> Work to complete
Look through the material below, count the lines containing the word "from", and state only the count.

> Items
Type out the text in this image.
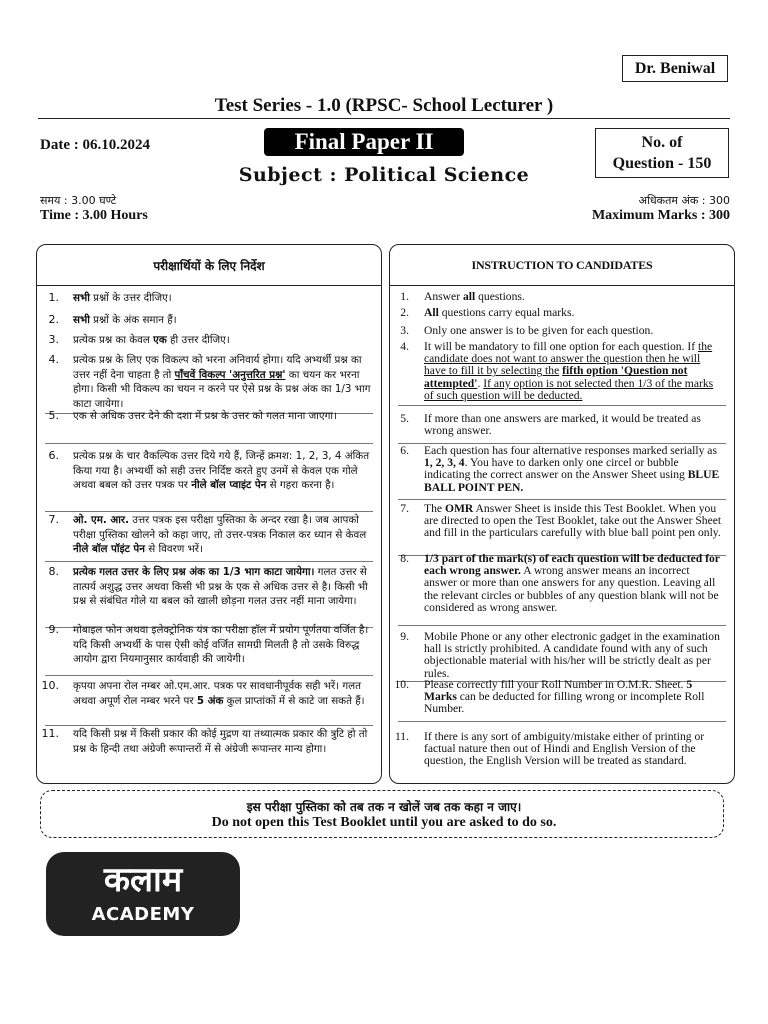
Dr. Beniwal
Test Series - 1.0 (RPSC- School Lecturer )
Date : 06.10.2024	Final Paper II	No. of
Question - 150
Subject : Political Science
समय : 3.00 घण्टे
Time : 3.00 Hours
अधिकतम अंक : 300
Maximum Marks : 300
परीक्षार्थियों के लिए निर्देश
1. सभी प्रश्नों के उत्तर दीजिए।
2. सभी प्रश्नों के अंक समान हैं।
3. प्रत्येक प्रश्न का केवल एक ही उत्तर दीजिए।
4. प्रत्येक प्रश्न के लिए एक विकल्प को भरना अनिवार्य होगा। यदि अभ्यर्थी प्रश्न का उत्तर नहीं देना चाहता है तो पाँचवें विकल्प 'अनुत्तरित प्रश्न' का चयन कर भरना होगा। किसी भी विकल्प का चयन न करने पर ऐसे प्रश्न के प्रश्न अंक का 1/3 भाग काटा जायेगा।
5. एक से अधिक उत्तर देने की दशा में प्रश्न के उत्तर को गलत माना जाएगा।
6. प्रत्येक प्रश्न के चार वैकल्पिक उत्तर दिये गये हैं, जिन्हें क्रमश: 1, 2, 3, 4 अंकित किया गया है। अभ्यर्थी को सही उत्तर निर्दिष्ट करते हुए उनमें से केवल एक गोले अथवा बबल को उत्तर पत्रक पर नीले बॉल प्वाइंट पेन से गहरा करना है।
7. ओ. एम. आर. उत्तर पत्रक इस परीक्षा पुस्तिका के अन्दर रखा है। जब आपको परीक्षा पुस्तिका खोलने को कहा जाए, तो उत्तर-पत्रक निकाल कर ध्यान से केवल नीले बॉल पॉइंट पेन से विवरण भरें।
8. प्रत्येक गलत उत्तर के लिए प्रश्न अंक का 1/3 भाग काटा जायेगा। गलत उत्तर से तात्पर्य अशुद्ध उत्तर अथवा किसी भी प्रश्न के एक से अधिक उत्तर से है। किसी भी प्रश्न से संबंधित गोले या बबल को खाली छोड़ना गलत उत्तर नहीं माना जायेगा।
9. मोबाइल फोन अथवा इलेक्ट्रोनिक यंत्र का परीक्षा हॉल में प्रयोग पूर्णतया वर्जित है। यदि किसी अभ्यर्थी के पास ऐसी कोई वर्जित सामग्री मिलती है तो उसके विरुद्ध आयोग द्वारा नियमानुसार कार्यवाही की जायेगी।
10. कृपया अपना रोल नम्बर ओ.एम.आर. पत्रक पर सावधानीपूर्वक सही भरें। गलत अथवा अपूर्ण रोल नम्बर भरने पर 5 अंक कुल प्राप्तांकों में से काटे जा सकते हैं।
11. यदि किसी प्रश्न में किसी प्रकार की कोई मुद्रण या तथ्यात्मक प्रकार की त्रुटि हो तो प्रश्न के हिन्दी तथा अंग्रेजी रूपान्तरों में से अंग्रेजी रूपान्तर मान्य होगा।
INSTRUCTION TO CANDIDATES
1. Answer all questions.
2. All questions carry equal marks.
3. Only one answer is to be given for each question.
4. It will be mandatory to fill one option for each question. If the candidate does not want to answer the question then he will have to fill it by selecting the fifth option 'Question not attempted'. If any option is not selected then 1/3 of the marks of such question will be deducted.
5. If more than one answers are marked, it would be treated as wrong answer.
6. Each question has four alternative responses marked serially as 1, 2, 3, 4. You have to darken only one circel or bubble indicating the correct answer on the Answer Sheet using BLUE BALL POINT PEN.
7. The OMR Answer Sheet is inside this Test Booklet. When you are directed to open the Test Booklet, take out the Answer Sheet and fill in the particulars carefully with blue ball point pen only.
8. 1/3 part of the mark(s) of each question will be deducted for each wrong answer. A wrong answer means an incorrect answer or more than one answers for any question. Leaving all the relevant circles or bubbles of any question blank will not be considered as wrong answer.
9. Mobile Phone or any other electronic gadget in the examination hall is strictly prohibited. A candidate found with any of such objectionable material with his/her will be strictly dealt as per rules.
10. Please correctly fill your Roll Number in O.M.R. Sheet. 5 Marks can be deducted for filling wrong or incomplete Roll Number.
11. If there is any sort of ambiguity/mistake either of printing or factual nature then out of Hindi and English Version of the question, the English Version will be treated as standard.
इस परीक्षा पुस्तिका को तब तक न खोलें जब तक कहा न जाए।
Do not open this Test Booklet until you are asked to do so.
कलाम
ACADEMY
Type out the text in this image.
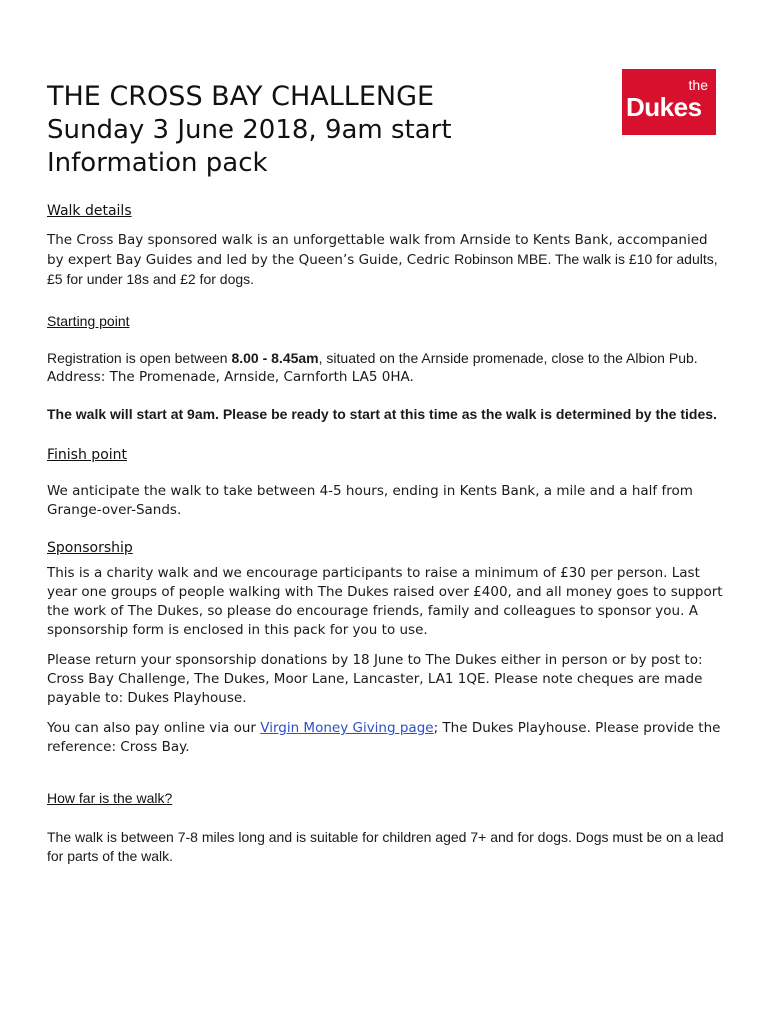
the
Dukes
THE CROSS BAY CHALLENGE

Sunday 3 June 2018, 9am start

Information pack

Walk details

The Cross Bay sponsored walk is an unforgettable walk from Arnside to Kents Bank, accompanied by expert Bay Guides and led by the Queen’s Guide, Cedric Robinson MBE. The walk is £10 for adults, £5 for under 18s and £2 for dogs.

Starting point

Registration is open between 8.00 - 8.45am, situated on the Arnside promenade, close to the Albion Pub.

Address: The Promenade, Arnside, Carnforth LA5 0HA.

The walk will start at 9am. Please be ready to start at this time as the walk is determined by the tides.

Finish point

We anticipate the walk to take between 4-5 hours, ending in Kents Bank, a mile and a half from Grange-over-Sands.

Sponsorship

This is a charity walk and we encourage participants to raise a minimum of £30 per person. Last year one groups of people walking with The Dukes raised over £400, and all money goes to support the work of The Dukes, so please do encourage friends, family and colleagues to sponsor you. A sponsorship form is enclosed in this pack for you to use.

Please return your sponsorship donations by 18 June to The Dukes either in person or by post to: Cross Bay Challenge, The Dukes, Moor Lane, Lancaster, LA1 1QE. Please note cheques are made payable to: Dukes Playhouse.

You can also pay online via our Virgin Money Giving page; The Dukes Playhouse. Please provide the reference: Cross Bay.

How far is the walk?

The walk is between 7-8 miles long and is suitable for children aged 7+ and for dogs. Dogs must be on a lead for parts of the walk.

> Response to the task
2